─── Provided records

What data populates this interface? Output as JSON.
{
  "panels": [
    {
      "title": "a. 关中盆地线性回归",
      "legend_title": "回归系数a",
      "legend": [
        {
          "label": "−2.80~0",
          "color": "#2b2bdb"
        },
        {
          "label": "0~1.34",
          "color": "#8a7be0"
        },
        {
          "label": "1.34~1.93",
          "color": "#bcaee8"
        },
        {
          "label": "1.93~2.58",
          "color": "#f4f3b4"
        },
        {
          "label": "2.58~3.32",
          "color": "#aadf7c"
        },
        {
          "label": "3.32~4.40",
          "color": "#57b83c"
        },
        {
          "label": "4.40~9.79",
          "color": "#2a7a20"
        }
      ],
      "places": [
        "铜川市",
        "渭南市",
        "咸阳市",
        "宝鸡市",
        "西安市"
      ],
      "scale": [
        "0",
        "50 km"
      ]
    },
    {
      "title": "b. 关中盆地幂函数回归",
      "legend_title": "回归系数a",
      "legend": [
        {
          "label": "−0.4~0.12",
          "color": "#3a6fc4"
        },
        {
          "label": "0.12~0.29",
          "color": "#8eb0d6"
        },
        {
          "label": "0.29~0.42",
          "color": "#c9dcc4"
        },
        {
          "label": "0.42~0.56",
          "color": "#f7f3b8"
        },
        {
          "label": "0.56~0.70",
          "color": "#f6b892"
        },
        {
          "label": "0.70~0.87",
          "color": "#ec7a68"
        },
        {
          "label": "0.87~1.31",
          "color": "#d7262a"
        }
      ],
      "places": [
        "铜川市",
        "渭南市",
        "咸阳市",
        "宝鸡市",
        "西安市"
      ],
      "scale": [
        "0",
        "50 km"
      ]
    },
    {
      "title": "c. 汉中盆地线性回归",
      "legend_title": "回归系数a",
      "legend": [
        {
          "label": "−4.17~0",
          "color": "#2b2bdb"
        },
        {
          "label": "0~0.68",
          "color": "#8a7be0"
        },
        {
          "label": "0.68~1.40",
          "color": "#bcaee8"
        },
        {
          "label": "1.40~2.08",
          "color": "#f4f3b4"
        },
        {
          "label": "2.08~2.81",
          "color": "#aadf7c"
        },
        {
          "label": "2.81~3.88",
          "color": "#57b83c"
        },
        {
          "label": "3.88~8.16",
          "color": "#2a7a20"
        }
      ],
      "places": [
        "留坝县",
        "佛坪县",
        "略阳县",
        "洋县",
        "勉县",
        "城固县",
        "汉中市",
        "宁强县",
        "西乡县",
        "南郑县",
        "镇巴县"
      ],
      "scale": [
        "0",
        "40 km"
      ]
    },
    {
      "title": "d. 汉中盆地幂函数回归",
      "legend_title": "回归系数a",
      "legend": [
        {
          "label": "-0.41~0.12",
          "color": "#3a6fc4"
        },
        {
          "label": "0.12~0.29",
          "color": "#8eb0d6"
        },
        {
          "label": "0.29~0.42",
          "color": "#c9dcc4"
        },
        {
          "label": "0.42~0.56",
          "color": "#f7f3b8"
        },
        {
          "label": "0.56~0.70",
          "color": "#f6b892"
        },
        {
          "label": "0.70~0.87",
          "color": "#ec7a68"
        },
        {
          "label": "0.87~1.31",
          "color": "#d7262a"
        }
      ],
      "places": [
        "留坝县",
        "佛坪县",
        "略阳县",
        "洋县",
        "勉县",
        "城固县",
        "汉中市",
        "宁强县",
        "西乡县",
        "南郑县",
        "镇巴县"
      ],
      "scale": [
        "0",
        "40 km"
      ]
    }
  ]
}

──────
─── Provided records

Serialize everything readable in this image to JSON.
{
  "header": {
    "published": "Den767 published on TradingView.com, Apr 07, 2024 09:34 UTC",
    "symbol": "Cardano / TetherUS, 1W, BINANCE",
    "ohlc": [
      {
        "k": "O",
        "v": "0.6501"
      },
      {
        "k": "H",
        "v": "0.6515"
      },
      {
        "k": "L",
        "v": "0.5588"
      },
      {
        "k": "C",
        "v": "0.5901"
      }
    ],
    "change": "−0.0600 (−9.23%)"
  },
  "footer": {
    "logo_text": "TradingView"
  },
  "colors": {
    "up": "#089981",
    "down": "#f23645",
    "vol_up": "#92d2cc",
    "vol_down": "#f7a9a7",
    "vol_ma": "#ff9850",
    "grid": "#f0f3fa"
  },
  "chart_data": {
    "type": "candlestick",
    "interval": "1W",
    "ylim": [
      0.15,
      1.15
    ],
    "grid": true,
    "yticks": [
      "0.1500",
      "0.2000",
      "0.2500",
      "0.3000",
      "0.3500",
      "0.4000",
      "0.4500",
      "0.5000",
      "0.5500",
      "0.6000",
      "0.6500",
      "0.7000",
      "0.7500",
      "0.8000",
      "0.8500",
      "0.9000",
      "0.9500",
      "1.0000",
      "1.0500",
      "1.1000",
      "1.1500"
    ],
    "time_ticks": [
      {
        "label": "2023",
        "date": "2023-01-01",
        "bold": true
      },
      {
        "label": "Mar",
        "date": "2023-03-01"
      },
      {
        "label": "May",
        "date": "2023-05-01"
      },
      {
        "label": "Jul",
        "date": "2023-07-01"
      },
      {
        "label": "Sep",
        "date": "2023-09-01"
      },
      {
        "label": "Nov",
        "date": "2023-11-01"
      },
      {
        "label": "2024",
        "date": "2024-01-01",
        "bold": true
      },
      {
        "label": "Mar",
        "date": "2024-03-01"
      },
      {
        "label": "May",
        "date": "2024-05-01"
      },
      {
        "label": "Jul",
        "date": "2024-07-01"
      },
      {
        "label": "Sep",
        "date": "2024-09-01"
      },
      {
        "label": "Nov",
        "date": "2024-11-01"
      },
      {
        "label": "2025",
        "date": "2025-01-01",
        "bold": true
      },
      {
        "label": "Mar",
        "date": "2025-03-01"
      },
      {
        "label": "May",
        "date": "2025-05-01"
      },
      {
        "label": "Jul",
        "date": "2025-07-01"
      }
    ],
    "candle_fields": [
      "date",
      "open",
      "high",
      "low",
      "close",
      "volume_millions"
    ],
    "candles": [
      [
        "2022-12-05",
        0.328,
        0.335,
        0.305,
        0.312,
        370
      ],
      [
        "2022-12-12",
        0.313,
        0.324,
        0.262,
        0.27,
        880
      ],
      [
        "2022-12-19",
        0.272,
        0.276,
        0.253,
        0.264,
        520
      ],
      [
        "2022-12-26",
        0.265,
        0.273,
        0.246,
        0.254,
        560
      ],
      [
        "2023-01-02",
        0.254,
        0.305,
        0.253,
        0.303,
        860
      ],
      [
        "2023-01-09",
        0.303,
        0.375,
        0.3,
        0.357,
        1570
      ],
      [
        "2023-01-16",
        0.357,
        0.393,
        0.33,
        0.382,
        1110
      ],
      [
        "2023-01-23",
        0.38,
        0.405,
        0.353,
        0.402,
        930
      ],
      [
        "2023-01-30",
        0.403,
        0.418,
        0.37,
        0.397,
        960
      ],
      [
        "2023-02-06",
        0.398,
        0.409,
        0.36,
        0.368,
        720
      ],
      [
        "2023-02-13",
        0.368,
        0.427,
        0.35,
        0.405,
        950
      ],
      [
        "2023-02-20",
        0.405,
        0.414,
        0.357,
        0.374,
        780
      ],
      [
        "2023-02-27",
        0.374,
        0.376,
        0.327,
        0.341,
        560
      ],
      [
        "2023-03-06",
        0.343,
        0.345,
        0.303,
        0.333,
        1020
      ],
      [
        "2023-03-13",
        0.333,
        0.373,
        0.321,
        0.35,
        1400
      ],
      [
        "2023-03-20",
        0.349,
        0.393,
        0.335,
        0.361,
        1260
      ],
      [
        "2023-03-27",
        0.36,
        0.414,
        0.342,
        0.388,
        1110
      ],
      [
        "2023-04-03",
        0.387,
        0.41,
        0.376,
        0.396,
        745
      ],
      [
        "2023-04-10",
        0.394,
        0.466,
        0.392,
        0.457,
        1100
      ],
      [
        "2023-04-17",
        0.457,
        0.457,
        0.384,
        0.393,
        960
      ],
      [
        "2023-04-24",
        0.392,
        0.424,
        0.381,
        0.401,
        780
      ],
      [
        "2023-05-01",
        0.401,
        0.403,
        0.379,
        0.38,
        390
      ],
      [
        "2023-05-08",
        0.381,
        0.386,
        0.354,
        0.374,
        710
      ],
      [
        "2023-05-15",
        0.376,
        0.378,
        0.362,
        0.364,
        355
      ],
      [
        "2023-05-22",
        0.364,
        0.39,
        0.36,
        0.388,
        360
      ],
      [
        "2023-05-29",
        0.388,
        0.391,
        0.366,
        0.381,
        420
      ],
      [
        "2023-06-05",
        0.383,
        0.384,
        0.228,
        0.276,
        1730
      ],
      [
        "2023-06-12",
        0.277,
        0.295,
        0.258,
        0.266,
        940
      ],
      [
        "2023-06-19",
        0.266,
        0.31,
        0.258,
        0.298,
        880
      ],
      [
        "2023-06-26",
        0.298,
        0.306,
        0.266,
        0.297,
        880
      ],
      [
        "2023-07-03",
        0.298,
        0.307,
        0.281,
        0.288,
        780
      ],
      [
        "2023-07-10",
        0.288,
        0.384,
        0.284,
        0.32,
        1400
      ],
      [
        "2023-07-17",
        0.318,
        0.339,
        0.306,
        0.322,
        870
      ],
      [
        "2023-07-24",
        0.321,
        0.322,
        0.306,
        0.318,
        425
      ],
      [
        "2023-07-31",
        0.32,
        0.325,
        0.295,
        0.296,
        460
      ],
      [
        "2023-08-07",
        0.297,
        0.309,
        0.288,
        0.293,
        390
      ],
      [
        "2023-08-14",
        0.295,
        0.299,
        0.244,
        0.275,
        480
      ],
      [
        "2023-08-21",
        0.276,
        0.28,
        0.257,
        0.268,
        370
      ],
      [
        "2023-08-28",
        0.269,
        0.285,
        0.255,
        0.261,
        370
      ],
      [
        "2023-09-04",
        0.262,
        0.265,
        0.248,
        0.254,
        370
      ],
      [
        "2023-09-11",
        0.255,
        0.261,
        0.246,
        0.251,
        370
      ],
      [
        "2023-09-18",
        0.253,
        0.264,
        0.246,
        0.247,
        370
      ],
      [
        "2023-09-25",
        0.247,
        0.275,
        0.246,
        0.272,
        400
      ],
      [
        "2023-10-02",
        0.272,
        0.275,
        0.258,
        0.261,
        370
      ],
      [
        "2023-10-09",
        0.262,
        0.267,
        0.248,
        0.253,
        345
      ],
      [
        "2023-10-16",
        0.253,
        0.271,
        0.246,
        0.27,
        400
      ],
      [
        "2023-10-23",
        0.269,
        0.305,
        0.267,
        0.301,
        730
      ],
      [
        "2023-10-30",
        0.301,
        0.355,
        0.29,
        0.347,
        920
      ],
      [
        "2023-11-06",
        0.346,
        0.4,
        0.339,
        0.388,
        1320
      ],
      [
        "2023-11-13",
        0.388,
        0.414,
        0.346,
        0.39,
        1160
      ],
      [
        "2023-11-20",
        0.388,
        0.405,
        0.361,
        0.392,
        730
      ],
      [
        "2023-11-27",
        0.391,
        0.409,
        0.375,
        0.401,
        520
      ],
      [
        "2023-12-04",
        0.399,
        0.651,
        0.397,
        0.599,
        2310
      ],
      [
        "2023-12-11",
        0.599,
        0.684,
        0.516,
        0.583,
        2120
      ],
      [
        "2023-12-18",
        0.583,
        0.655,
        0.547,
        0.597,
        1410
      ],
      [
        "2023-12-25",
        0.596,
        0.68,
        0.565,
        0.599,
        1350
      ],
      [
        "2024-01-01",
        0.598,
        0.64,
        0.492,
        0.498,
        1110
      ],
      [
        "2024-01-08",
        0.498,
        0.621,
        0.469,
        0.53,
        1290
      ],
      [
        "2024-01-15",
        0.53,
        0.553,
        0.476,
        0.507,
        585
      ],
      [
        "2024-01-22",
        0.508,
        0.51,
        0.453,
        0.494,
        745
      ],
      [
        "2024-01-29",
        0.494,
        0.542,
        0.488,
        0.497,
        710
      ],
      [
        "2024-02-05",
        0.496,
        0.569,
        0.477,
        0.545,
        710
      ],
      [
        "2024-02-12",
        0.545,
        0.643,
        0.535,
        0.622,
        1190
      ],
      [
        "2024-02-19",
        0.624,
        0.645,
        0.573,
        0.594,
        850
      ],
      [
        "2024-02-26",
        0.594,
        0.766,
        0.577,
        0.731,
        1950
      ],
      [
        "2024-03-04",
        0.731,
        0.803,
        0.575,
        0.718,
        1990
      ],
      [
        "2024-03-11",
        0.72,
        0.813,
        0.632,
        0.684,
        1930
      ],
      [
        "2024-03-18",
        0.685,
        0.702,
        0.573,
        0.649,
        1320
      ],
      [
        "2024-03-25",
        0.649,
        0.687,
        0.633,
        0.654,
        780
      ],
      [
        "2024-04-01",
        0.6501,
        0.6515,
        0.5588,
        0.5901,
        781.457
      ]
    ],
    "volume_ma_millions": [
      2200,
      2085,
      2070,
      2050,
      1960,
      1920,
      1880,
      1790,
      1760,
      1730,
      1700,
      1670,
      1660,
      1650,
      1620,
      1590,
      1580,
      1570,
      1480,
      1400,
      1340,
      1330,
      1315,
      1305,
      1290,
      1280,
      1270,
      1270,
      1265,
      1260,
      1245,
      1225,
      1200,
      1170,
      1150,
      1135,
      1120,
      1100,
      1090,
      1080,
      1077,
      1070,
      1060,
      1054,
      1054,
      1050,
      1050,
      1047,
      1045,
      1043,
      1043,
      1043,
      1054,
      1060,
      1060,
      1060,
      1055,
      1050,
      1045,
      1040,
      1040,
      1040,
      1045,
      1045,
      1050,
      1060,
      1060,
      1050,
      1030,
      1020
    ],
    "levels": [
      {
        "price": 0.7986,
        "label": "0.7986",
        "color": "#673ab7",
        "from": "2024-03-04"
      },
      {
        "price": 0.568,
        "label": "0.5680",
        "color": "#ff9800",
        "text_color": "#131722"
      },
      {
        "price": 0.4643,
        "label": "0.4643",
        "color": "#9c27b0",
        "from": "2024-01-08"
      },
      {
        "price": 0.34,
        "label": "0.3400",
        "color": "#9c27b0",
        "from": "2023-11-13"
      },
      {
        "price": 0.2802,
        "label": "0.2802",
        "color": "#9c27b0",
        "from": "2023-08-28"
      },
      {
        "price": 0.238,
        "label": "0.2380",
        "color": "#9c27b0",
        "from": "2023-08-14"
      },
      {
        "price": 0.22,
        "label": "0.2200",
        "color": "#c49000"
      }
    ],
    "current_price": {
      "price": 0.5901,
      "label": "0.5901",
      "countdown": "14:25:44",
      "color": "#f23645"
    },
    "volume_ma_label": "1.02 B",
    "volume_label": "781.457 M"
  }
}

──────

* **Written problem**:
In the entries above, find every line holding the word "from" and copy it out.

* **Exercise answer**:
        "from": "2024-03-04"
        "from": "2024-01-08"
        "from": "2023-11-13"
        "from": "2023-08-28"
        "from": "2023-08-14"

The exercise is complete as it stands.